TASK INSTRUCTIONS:
Filter these entries, keeping only lines that hold the word "ROAD".

SUPPLIED DATA:
========================================
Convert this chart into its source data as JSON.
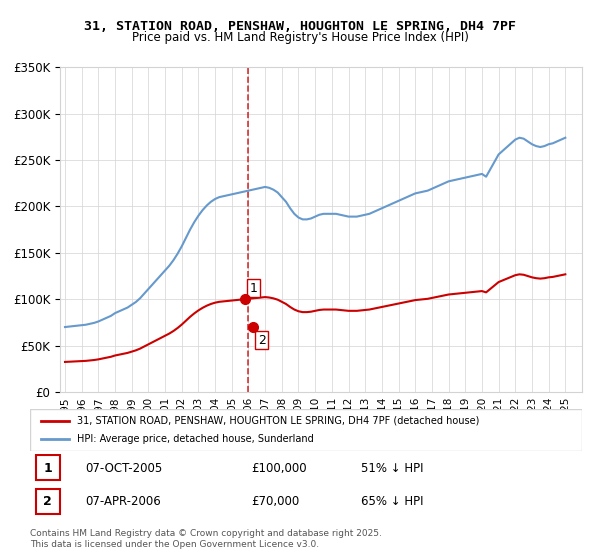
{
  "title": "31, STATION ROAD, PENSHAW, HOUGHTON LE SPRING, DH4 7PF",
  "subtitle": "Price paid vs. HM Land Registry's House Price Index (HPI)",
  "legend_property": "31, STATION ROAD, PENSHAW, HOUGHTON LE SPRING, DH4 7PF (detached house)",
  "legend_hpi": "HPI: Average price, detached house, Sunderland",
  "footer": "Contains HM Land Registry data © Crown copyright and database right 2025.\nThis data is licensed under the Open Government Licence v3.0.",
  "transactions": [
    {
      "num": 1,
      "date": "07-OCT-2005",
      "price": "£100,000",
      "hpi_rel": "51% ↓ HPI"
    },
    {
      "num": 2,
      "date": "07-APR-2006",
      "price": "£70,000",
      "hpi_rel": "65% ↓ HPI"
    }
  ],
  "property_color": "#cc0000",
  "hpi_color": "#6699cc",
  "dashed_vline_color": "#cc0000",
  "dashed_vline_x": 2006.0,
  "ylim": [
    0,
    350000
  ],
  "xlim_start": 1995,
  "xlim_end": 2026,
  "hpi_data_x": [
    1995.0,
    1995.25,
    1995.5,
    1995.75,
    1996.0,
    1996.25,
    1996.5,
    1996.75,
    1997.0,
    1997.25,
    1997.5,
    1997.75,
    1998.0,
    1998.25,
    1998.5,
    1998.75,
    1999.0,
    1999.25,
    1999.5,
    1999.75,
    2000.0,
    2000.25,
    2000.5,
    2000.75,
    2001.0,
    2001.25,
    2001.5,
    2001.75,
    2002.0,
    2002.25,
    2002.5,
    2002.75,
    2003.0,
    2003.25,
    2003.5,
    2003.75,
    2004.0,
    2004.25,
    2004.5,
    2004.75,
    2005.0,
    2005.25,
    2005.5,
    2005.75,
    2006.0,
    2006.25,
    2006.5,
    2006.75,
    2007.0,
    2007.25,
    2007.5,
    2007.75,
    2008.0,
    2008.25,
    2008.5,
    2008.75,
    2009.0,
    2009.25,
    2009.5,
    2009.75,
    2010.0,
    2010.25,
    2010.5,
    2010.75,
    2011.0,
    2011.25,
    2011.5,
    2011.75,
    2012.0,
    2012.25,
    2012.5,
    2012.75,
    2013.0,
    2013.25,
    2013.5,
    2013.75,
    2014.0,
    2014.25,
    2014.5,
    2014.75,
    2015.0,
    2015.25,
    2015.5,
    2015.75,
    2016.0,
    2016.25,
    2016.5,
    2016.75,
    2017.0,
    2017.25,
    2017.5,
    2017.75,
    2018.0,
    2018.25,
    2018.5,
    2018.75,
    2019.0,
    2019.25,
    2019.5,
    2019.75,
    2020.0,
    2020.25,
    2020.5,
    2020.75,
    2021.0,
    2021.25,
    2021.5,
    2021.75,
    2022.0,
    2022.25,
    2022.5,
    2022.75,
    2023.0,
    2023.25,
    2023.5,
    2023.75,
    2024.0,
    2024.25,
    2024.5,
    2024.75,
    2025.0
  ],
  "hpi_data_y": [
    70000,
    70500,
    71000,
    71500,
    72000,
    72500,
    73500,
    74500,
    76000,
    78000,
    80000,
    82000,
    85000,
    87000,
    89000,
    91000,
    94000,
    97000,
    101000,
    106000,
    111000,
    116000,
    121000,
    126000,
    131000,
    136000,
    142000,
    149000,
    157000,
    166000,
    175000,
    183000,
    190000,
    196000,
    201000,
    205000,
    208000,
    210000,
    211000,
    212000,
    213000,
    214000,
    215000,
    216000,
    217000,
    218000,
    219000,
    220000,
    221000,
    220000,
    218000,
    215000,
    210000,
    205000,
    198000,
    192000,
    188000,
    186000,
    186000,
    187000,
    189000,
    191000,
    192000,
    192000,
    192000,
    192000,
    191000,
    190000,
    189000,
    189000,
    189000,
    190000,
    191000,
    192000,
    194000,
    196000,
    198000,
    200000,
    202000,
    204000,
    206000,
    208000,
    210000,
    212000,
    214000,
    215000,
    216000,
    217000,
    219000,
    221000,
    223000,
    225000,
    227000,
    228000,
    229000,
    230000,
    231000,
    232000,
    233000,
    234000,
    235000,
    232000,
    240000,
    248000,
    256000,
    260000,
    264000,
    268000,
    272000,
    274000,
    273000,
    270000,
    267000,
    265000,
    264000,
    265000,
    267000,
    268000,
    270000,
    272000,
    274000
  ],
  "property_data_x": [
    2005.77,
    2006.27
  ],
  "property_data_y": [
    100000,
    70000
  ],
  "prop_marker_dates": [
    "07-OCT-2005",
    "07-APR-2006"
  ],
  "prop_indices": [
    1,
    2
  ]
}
========================================
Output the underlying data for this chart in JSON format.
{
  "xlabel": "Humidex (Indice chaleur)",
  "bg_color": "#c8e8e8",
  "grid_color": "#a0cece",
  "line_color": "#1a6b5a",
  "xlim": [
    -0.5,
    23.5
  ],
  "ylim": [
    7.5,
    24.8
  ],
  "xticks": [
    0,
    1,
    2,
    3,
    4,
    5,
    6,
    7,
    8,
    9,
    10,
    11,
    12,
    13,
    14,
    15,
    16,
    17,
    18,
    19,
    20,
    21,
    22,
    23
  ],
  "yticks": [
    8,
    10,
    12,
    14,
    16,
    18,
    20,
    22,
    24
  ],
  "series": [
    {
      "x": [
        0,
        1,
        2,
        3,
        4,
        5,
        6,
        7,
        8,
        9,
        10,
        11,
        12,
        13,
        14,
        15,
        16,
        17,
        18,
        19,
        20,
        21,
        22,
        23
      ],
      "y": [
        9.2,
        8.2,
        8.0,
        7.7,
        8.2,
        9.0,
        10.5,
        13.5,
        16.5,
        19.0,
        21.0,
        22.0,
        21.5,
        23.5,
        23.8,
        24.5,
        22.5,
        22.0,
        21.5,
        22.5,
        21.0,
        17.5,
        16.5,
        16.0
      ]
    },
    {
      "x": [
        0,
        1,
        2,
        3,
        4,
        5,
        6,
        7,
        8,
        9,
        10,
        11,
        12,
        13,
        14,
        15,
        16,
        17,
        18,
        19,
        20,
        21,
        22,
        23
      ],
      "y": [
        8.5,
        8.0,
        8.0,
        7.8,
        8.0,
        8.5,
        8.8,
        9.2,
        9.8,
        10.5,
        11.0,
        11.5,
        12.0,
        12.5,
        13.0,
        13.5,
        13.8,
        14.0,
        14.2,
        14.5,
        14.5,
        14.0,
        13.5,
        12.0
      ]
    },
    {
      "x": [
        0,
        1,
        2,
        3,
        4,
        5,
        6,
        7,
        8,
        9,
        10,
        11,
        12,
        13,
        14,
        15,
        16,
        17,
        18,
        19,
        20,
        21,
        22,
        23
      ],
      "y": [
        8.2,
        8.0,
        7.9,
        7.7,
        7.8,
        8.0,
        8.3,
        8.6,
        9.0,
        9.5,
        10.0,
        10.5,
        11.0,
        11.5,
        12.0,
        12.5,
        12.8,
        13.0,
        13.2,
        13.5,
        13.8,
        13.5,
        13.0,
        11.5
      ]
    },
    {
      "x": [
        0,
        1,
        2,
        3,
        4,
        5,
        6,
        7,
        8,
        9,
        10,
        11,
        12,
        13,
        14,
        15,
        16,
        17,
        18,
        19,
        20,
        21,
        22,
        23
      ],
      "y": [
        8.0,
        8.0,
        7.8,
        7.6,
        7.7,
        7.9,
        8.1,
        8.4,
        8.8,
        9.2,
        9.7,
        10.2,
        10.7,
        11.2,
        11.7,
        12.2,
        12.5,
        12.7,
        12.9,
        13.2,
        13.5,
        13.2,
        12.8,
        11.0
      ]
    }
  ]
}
========================================
ANSWER IN FULL:
  "title": "31, STATION ROAD, PENSHAW, HOUGHTON LE SPRING, DH4 7PF",
  "legend_property": "31, STATION ROAD, PENSHAW, HOUGHTON LE SPRING, DH4 7PF (detached house)",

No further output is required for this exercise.